▸ Written instruction:
Restate each line word for word. Leave out every picture.

(Lines of data)
-------------------------
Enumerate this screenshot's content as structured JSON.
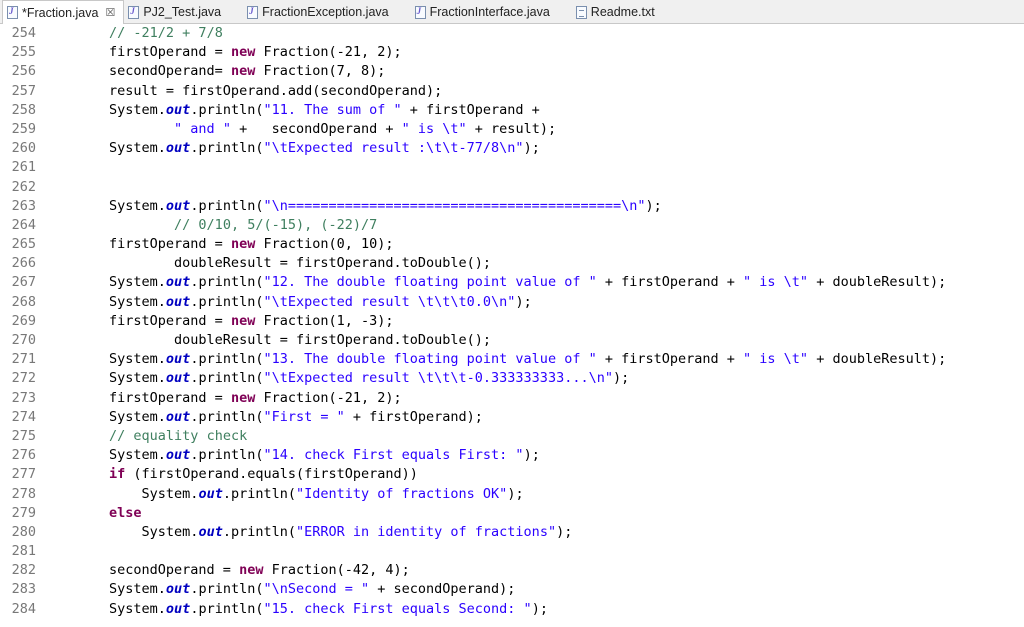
{
  "tabs": [
    {
      "label": "*Fraction.java",
      "icon": "java-file-icon",
      "active": true,
      "closable": true
    },
    {
      "label": "PJ2_Test.java",
      "icon": "java-file-icon"
    },
    {
      "label": "FractionException.java",
      "icon": "java-file-icon"
    },
    {
      "label": "FractionInterface.java",
      "icon": "java-file-icon"
    },
    {
      "label": "Readme.txt",
      "icon": "text-file-icon"
    }
  ],
  "close_glyph": "☒",
  "colors": {
    "keyword": "#7f0055",
    "string": "#2a00ff",
    "comment": "#3f7f5f",
    "field": "#0000c0",
    "line_number": "#787878"
  },
  "lines": [
    {
      "n": "254",
      "t": [
        [
          "        ",
          ""
        ],
        [
          "// -21/2 + 7/8",
          "cmt"
        ]
      ]
    },
    {
      "n": "255",
      "t": [
        [
          "        firstOperand = ",
          ""
        ],
        [
          "new",
          "kw"
        ],
        [
          " Fraction(-21, 2);",
          ""
        ]
      ]
    },
    {
      "n": "256",
      "t": [
        [
          "        secondOperand= ",
          ""
        ],
        [
          "new",
          "kw"
        ],
        [
          " Fraction(7, 8);",
          ""
        ]
      ]
    },
    {
      "n": "257",
      "t": [
        [
          "        result = firstOperand.add(secondOperand);",
          ""
        ]
      ]
    },
    {
      "n": "258",
      "t": [
        [
          "        System.",
          ""
        ],
        [
          "out",
          "fld"
        ],
        [
          ".println(",
          ""
        ],
        [
          "\"11. The sum of \"",
          "str"
        ],
        [
          " + firstOperand +",
          ""
        ]
      ]
    },
    {
      "n": "259",
      "t": [
        [
          "                ",
          ""
        ],
        [
          "\" and \"",
          "str"
        ],
        [
          " +   secondOperand + ",
          ""
        ],
        [
          "\" is \\t\"",
          "str"
        ],
        [
          " + result);",
          ""
        ]
      ]
    },
    {
      "n": "260",
      "t": [
        [
          "        System.",
          ""
        ],
        [
          "out",
          "fld"
        ],
        [
          ".println(",
          ""
        ],
        [
          "\"\\tExpected result :\\t\\t-77/8\\n\"",
          "str"
        ],
        [
          ");",
          ""
        ]
      ]
    },
    {
      "n": "261",
      "t": []
    },
    {
      "n": "262",
      "t": []
    },
    {
      "n": "263",
      "t": [
        [
          "        System.",
          ""
        ],
        [
          "out",
          "fld"
        ],
        [
          ".println(",
          ""
        ],
        [
          "\"\\n=========================================\\n\"",
          "str"
        ],
        [
          ");",
          ""
        ]
      ]
    },
    {
      "n": "264",
      "t": [
        [
          "                ",
          ""
        ],
        [
          "// 0/10, 5/(-15), (-22)/7",
          "cmt"
        ]
      ]
    },
    {
      "n": "265",
      "t": [
        [
          "        firstOperand = ",
          ""
        ],
        [
          "new",
          "kw"
        ],
        [
          " Fraction(0, 10);",
          ""
        ]
      ]
    },
    {
      "n": "266",
      "t": [
        [
          "                doubleResult = firstOperand.toDouble();",
          ""
        ]
      ]
    },
    {
      "n": "267",
      "t": [
        [
          "        System.",
          ""
        ],
        [
          "out",
          "fld"
        ],
        [
          ".println(",
          ""
        ],
        [
          "\"12. The double floating point value of \"",
          "str"
        ],
        [
          " + firstOperand + ",
          ""
        ],
        [
          "\" is \\t\"",
          "str"
        ],
        [
          " + doubleResult);",
          ""
        ]
      ]
    },
    {
      "n": "268",
      "t": [
        [
          "        System.",
          ""
        ],
        [
          "out",
          "fld"
        ],
        [
          ".println(",
          ""
        ],
        [
          "\"\\tExpected result \\t\\t\\t0.0\\n\"",
          "str"
        ],
        [
          ");",
          ""
        ]
      ]
    },
    {
      "n": "269",
      "t": [
        [
          "        firstOperand = ",
          ""
        ],
        [
          "new",
          "kw"
        ],
        [
          " Fraction(1, -3);",
          ""
        ]
      ]
    },
    {
      "n": "270",
      "t": [
        [
          "                doubleResult = firstOperand.toDouble();",
          ""
        ]
      ]
    },
    {
      "n": "271",
      "t": [
        [
          "        System.",
          ""
        ],
        [
          "out",
          "fld"
        ],
        [
          ".println(",
          ""
        ],
        [
          "\"13. The double floating point value of \"",
          "str"
        ],
        [
          " + firstOperand + ",
          ""
        ],
        [
          "\" is \\t\"",
          "str"
        ],
        [
          " + doubleResult);",
          ""
        ]
      ]
    },
    {
      "n": "272",
      "t": [
        [
          "        System.",
          ""
        ],
        [
          "out",
          "fld"
        ],
        [
          ".println(",
          ""
        ],
        [
          "\"\\tExpected result \\t\\t\\t-0.333333333...\\n\"",
          "str"
        ],
        [
          ");",
          ""
        ]
      ]
    },
    {
      "n": "273",
      "t": [
        [
          "        firstOperand = ",
          ""
        ],
        [
          "new",
          "kw"
        ],
        [
          " Fraction(-21, 2);",
          ""
        ]
      ]
    },
    {
      "n": "274",
      "t": [
        [
          "        System.",
          ""
        ],
        [
          "out",
          "fld"
        ],
        [
          ".println(",
          ""
        ],
        [
          "\"First = \"",
          "str"
        ],
        [
          " + firstOperand);",
          ""
        ]
      ]
    },
    {
      "n": "275",
      "t": [
        [
          "        ",
          ""
        ],
        [
          "// equality check",
          "cmt"
        ]
      ]
    },
    {
      "n": "276",
      "t": [
        [
          "        System.",
          ""
        ],
        [
          "out",
          "fld"
        ],
        [
          ".println(",
          ""
        ],
        [
          "\"14. check First equals First: \"",
          "str"
        ],
        [
          ");",
          ""
        ]
      ]
    },
    {
      "n": "277",
      "t": [
        [
          "        ",
          ""
        ],
        [
          "if",
          "kw"
        ],
        [
          " (firstOperand.equals(firstOperand))",
          ""
        ]
      ]
    },
    {
      "n": "278",
      "t": [
        [
          "            System.",
          ""
        ],
        [
          "out",
          "fld"
        ],
        [
          ".println(",
          ""
        ],
        [
          "\"Identity of fractions OK\"",
          "str"
        ],
        [
          ");",
          ""
        ]
      ]
    },
    {
      "n": "279",
      "t": [
        [
          "        ",
          ""
        ],
        [
          "else",
          "kw"
        ]
      ]
    },
    {
      "n": "280",
      "t": [
        [
          "            System.",
          ""
        ],
        [
          "out",
          "fld"
        ],
        [
          ".println(",
          ""
        ],
        [
          "\"ERROR in identity of fractions\"",
          "str"
        ],
        [
          ");",
          ""
        ]
      ]
    },
    {
      "n": "281",
      "t": []
    },
    {
      "n": "282",
      "t": [
        [
          "        secondOperand = ",
          ""
        ],
        [
          "new",
          "kw"
        ],
        [
          " Fraction(-42, 4);",
          ""
        ]
      ]
    },
    {
      "n": "283",
      "t": [
        [
          "        System.",
          ""
        ],
        [
          "out",
          "fld"
        ],
        [
          ".println(",
          ""
        ],
        [
          "\"\\nSecond = \"",
          "str"
        ],
        [
          " + secondOperand);",
          ""
        ]
      ]
    },
    {
      "n": "284",
      "t": [
        [
          "        System.",
          ""
        ],
        [
          "out",
          "fld"
        ],
        [
          ".println(",
          ""
        ],
        [
          "\"15. check First equals Second: \"",
          "str"
        ],
        [
          ");",
          ""
        ]
      ]
    }
  ]
}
-------------------------
▸ Exercise output:
Enumerate this screenshot's content as structured JSON.
{
  "tabs": [
    {
      "label": "*Fraction.java",
      "icon": "java-file-icon",
      "active": true,
      "closable": true
    },
    {
      "label": "PJ2_Test.java",
      "icon": "java-file-icon"
    },
    {
      "label": "FractionException.java",
      "icon": "java-file-icon"
    },
    {
      "label": "FractionInterface.java",
      "icon": "java-file-icon"
    },
    {
      "label": "Readme.txt",
      "icon": "text-file-icon"
    }
  ],
  "close_glyph": "☒",
  "colors": {
    "keyword": "#7f0055",
    "string": "#2a00ff",
    "comment": "#3f7f5f",
    "field": "#0000c0",
    "line_number": "#787878"
  },
  "lines": [
    {
      "n": "254",
      "t": [
        [
          "        ",
          ""
        ],
        [
          "// -21/2 + 7/8",
          "cmt"
        ]
      ]
    },
    {
      "n": "255",
      "t": [
        [
          "        firstOperand = ",
          ""
        ],
        [
          "new",
          "kw"
        ],
        [
          " Fraction(-21, 2);",
          ""
        ]
      ]
    },
    {
      "n": "256",
      "t": [
        [
          "        secondOperand= ",
          ""
        ],
        [
          "new",
          "kw"
        ],
        [
          " Fraction(7, 8);",
          ""
        ]
      ]
    },
    {
      "n": "257",
      "t": [
        [
          "        result = firstOperand.add(secondOperand);",
          ""
        ]
      ]
    },
    {
      "n": "258",
      "t": [
        [
          "        System.",
          ""
        ],
        [
          "out",
          "fld"
        ],
        [
          ".println(",
          ""
        ],
        [
          "\"11. The sum of \"",
          "str"
        ],
        [
          " + firstOperand +",
          ""
        ]
      ]
    },
    {
      "n": "259",
      "t": [
        [
          "                ",
          ""
        ],
        [
          "\" and \"",
          "str"
        ],
        [
          " +   secondOperand + ",
          ""
        ],
        [
          "\" is \\t\"",
          "str"
        ],
        [
          " + result);",
          ""
        ]
      ]
    },
    {
      "n": "260",
      "t": [
        [
          "        System.",
          ""
        ],
        [
          "out",
          "fld"
        ],
        [
          ".println(",
          ""
        ],
        [
          "\"\\tExpected result :\\t\\t-77/8\\n\"",
          "str"
        ],
        [
          ");",
          ""
        ]
      ]
    },
    {
      "n": "261",
      "t": []
    },
    {
      "n": "262",
      "t": []
    },
    {
      "n": "263",
      "t": [
        [
          "        System.",
          ""
        ],
        [
          "out",
          "fld"
        ],
        [
          ".println(",
          ""
        ],
        [
          "\"\\n=========================================\\n\"",
          "str"
        ],
        [
          ");",
          ""
        ]
      ]
    },
    {
      "n": "264",
      "t": [
        [
          "                ",
          ""
        ],
        [
          "// 0/10, 5/(-15), (-22)/7",
          "cmt"
        ]
      ]
    },
    {
      "n": "265",
      "t": [
        [
          "        firstOperand = ",
          ""
        ],
        [
          "new",
          "kw"
        ],
        [
          " Fraction(0, 10);",
          ""
        ]
      ]
    },
    {
      "n": "266",
      "t": [
        [
          "                doubleResult = firstOperand.toDouble();",
          ""
        ]
      ]
    },
    {
      "n": "267",
      "t": [
        [
          "        System.",
          ""
        ],
        [
          "out",
          "fld"
        ],
        [
          ".println(",
          ""
        ],
        [
          "\"12. The double floating point value of \"",
          "str"
        ],
        [
          " + firstOperand + ",
          ""
        ],
        [
          "\" is \\t\"",
          "str"
        ],
        [
          " + doubleResult);",
          ""
        ]
      ]
    },
    {
      "n": "268",
      "t": [
        [
          "        System.",
          ""
        ],
        [
          "out",
          "fld"
        ],
        [
          ".println(",
          ""
        ],
        [
          "\"\\tExpected result \\t\\t\\t0.0\\n\"",
          "str"
        ],
        [
          ");",
          ""
        ]
      ]
    },
    {
      "n": "269",
      "t": [
        [
          "        firstOperand = ",
          ""
        ],
        [
          "new",
          "kw"
        ],
        [
          " Fraction(1, -3);",
          ""
        ]
      ]
    },
    {
      "n": "270",
      "t": [
        [
          "                doubleResult = firstOperand.toDouble();",
          ""
        ]
      ]
    },
    {
      "n": "271",
      "t": [
        [
          "        System.",
          ""
        ],
        [
          "out",
          "fld"
        ],
        [
          ".println(",
          ""
        ],
        [
          "\"13. The double floating point value of \"",
          "str"
        ],
        [
          " + firstOperand + ",
          ""
        ],
        [
          "\" is \\t\"",
          "str"
        ],
        [
          " + doubleResult);",
          ""
        ]
      ]
    },
    {
      "n": "272",
      "t": [
        [
          "        System.",
          ""
        ],
        [
          "out",
          "fld"
        ],
        [
          ".println(",
          ""
        ],
        [
          "\"\\tExpected result \\t\\t\\t-0.333333333...\\n\"",
          "str"
        ],
        [
          ");",
          ""
        ]
      ]
    },
    {
      "n": "273",
      "t": [
        [
          "        firstOperand = ",
          ""
        ],
        [
          "new",
          "kw"
        ],
        [
          " Fraction(-21, 2);",
          ""
        ]
      ]
    },
    {
      "n": "274",
      "t": [
        [
          "        System.",
          ""
        ],
        [
          "out",
          "fld"
        ],
        [
          ".println(",
          ""
        ],
        [
          "\"First = \"",
          "str"
        ],
        [
          " + firstOperand);",
          ""
        ]
      ]
    },
    {
      "n": "275",
      "t": [
        [
          "        ",
          ""
        ],
        [
          "// equality check",
          "cmt"
        ]
      ]
    },
    {
      "n": "276",
      "t": [
        [
          "        System.",
          ""
        ],
        [
          "out",
          "fld"
        ],
        [
          ".println(",
          ""
        ],
        [
          "\"14. check First equals First: \"",
          "str"
        ],
        [
          ");",
          ""
        ]
      ]
    },
    {
      "n": "277",
      "t": [
        [
          "        ",
          ""
        ],
        [
          "if",
          "kw"
        ],
        [
          " (firstOperand.equals(firstOperand))",
          ""
        ]
      ]
    },
    {
      "n": "278",
      "t": [
        [
          "            System.",
          ""
        ],
        [
          "out",
          "fld"
        ],
        [
          ".println(",
          ""
        ],
        [
          "\"Identity of fractions OK\"",
          "str"
        ],
        [
          ");",
          ""
        ]
      ]
    },
    {
      "n": "279",
      "t": [
        [
          "        ",
          ""
        ],
        [
          "else",
          "kw"
        ]
      ]
    },
    {
      "n": "280",
      "t": [
        [
          "            System.",
          ""
        ],
        [
          "out",
          "fld"
        ],
        [
          ".println(",
          ""
        ],
        [
          "\"ERROR in identity of fractions\"",
          "str"
        ],
        [
          ");",
          ""
        ]
      ]
    },
    {
      "n": "281",
      "t": []
    },
    {
      "n": "282",
      "t": [
        [
          "        secondOperand = ",
          ""
        ],
        [
          "new",
          "kw"
        ],
        [
          " Fraction(-42, 4);",
          ""
        ]
      ]
    },
    {
      "n": "283",
      "t": [
        [
          "        System.",
          ""
        ],
        [
          "out",
          "fld"
        ],
        [
          ".println(",
          ""
        ],
        [
          "\"\\nSecond = \"",
          "str"
        ],
        [
          " + secondOperand);",
          ""
        ]
      ]
    },
    {
      "n": "284",
      "t": [
        [
          "        System.",
          ""
        ],
        [
          "out",
          "fld"
        ],
        [
          ".println(",
          ""
        ],
        [
          "\"15. check First equals Second: \"",
          "str"
        ],
        [
          ");",
          ""
        ]
      ]
    }
  ]
}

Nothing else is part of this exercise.